▶ [Data extracted from a collection]
►
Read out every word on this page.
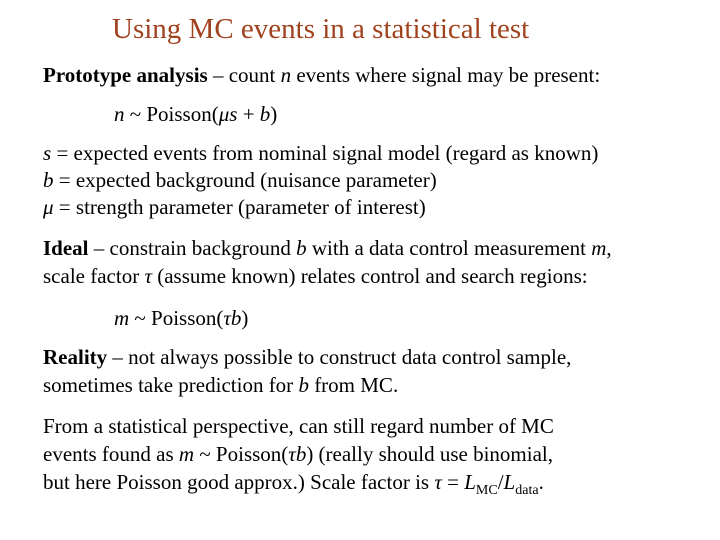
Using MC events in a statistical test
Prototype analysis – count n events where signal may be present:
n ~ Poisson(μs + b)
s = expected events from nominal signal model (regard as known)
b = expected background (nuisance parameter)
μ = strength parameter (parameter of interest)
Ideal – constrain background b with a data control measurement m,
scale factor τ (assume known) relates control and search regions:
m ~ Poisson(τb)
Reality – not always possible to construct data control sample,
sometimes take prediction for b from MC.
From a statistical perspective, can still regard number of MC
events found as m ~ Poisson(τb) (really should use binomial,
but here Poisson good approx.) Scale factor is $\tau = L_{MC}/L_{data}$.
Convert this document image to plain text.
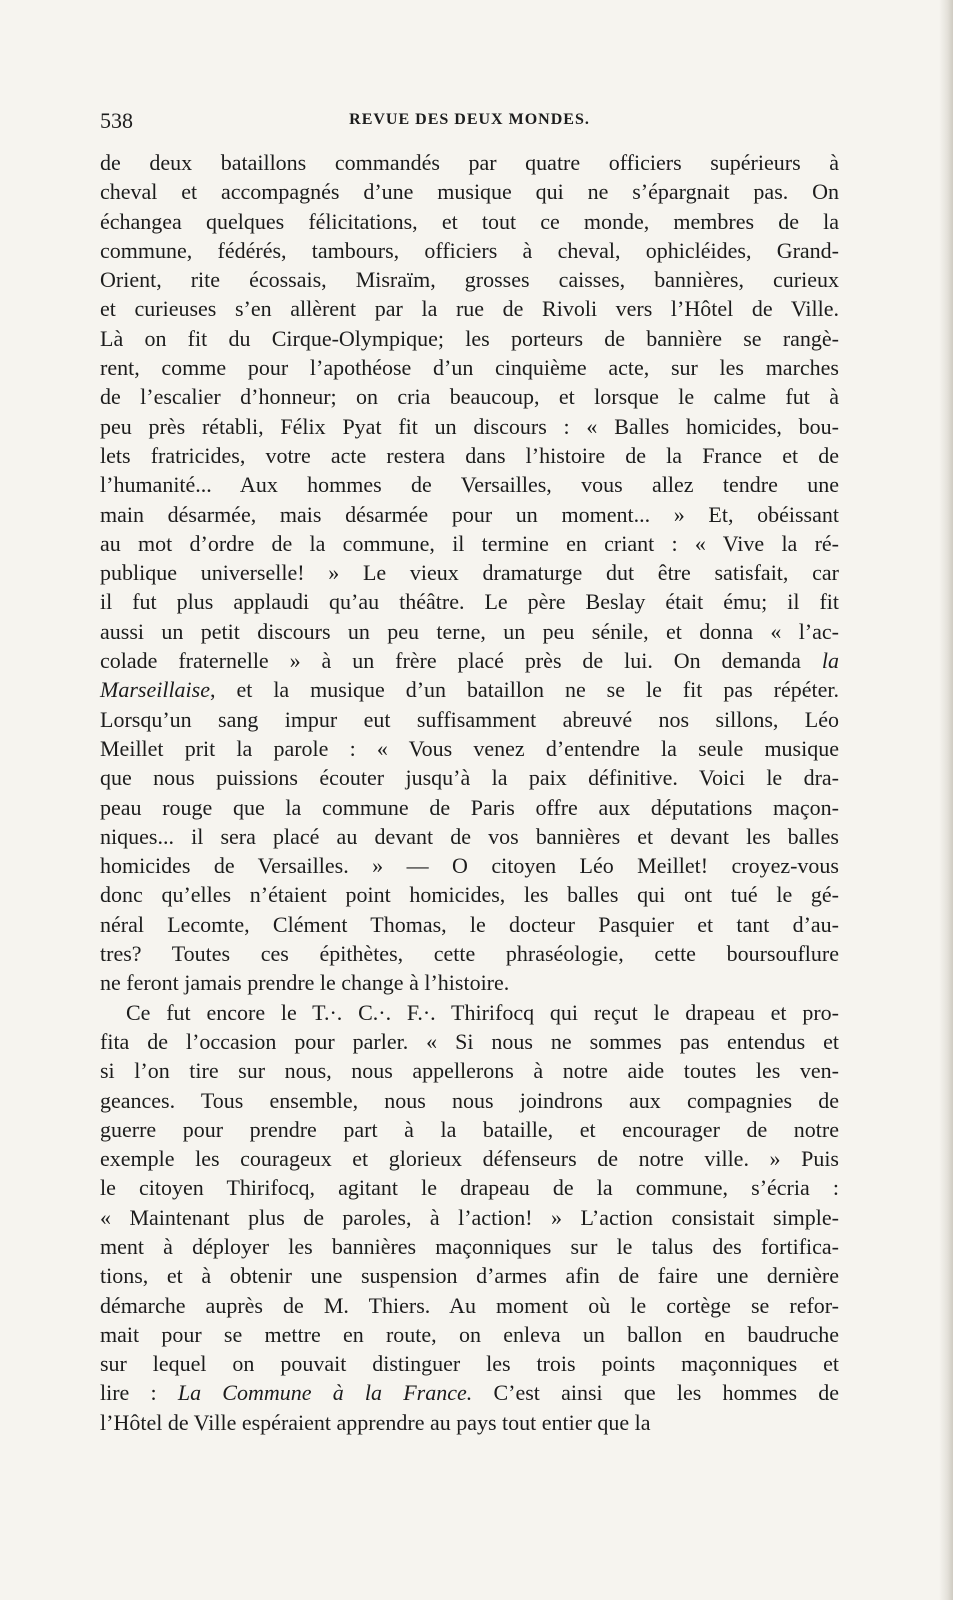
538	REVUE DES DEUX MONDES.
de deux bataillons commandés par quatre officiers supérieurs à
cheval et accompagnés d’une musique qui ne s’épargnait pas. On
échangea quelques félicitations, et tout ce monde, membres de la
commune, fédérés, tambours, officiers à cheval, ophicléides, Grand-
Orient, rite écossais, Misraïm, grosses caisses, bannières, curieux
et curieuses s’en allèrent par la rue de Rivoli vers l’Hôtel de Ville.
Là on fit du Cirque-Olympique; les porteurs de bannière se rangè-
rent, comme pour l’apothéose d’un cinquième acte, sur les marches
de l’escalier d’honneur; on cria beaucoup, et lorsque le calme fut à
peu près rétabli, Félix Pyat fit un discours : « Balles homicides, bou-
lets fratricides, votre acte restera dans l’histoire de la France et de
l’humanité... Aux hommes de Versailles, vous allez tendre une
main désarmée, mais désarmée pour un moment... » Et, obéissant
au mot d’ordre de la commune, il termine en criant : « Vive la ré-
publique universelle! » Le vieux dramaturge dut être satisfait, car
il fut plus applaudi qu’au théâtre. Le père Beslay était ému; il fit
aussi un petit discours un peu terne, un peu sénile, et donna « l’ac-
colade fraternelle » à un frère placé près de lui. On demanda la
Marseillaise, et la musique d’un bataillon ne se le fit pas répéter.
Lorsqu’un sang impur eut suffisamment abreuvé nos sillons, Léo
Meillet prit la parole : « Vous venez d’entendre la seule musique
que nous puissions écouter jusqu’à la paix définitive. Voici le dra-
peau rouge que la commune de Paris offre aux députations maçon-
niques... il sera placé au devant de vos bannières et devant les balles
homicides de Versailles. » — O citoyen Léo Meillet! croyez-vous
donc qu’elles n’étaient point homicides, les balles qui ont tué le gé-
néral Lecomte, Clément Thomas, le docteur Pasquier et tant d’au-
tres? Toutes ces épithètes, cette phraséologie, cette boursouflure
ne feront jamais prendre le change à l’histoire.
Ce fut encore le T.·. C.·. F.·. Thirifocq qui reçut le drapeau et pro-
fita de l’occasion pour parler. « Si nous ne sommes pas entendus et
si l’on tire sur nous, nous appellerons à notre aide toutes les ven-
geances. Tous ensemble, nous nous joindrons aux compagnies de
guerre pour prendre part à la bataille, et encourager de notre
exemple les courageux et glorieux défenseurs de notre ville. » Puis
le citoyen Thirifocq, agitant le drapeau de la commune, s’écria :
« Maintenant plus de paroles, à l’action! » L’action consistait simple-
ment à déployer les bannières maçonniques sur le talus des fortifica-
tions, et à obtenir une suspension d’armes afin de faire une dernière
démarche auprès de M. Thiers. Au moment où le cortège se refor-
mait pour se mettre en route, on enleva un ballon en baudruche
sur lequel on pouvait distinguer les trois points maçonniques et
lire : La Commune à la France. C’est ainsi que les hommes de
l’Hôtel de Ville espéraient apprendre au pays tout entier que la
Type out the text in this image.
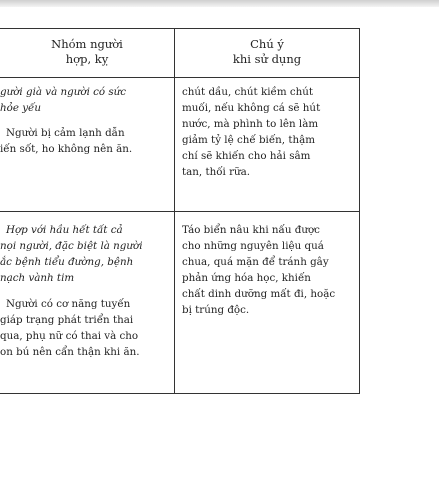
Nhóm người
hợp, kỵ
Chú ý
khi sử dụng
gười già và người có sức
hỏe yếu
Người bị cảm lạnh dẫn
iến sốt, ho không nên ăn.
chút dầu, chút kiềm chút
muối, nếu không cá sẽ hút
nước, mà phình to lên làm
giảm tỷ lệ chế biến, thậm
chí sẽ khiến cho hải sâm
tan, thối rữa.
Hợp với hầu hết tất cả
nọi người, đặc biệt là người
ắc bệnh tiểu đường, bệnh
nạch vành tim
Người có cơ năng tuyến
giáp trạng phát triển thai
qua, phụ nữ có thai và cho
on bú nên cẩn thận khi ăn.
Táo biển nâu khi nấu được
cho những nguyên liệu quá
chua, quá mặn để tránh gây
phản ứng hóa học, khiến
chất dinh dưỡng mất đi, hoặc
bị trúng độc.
◄
▶ [THE PROBLEM] Pull every line containing "hommes" out of the records.

▶ [RESPONSE]
l’humanité... Aux hommes de Versailles, vous allez tendre une
lire : La Commune à la France. C’est ainsi que les hommes de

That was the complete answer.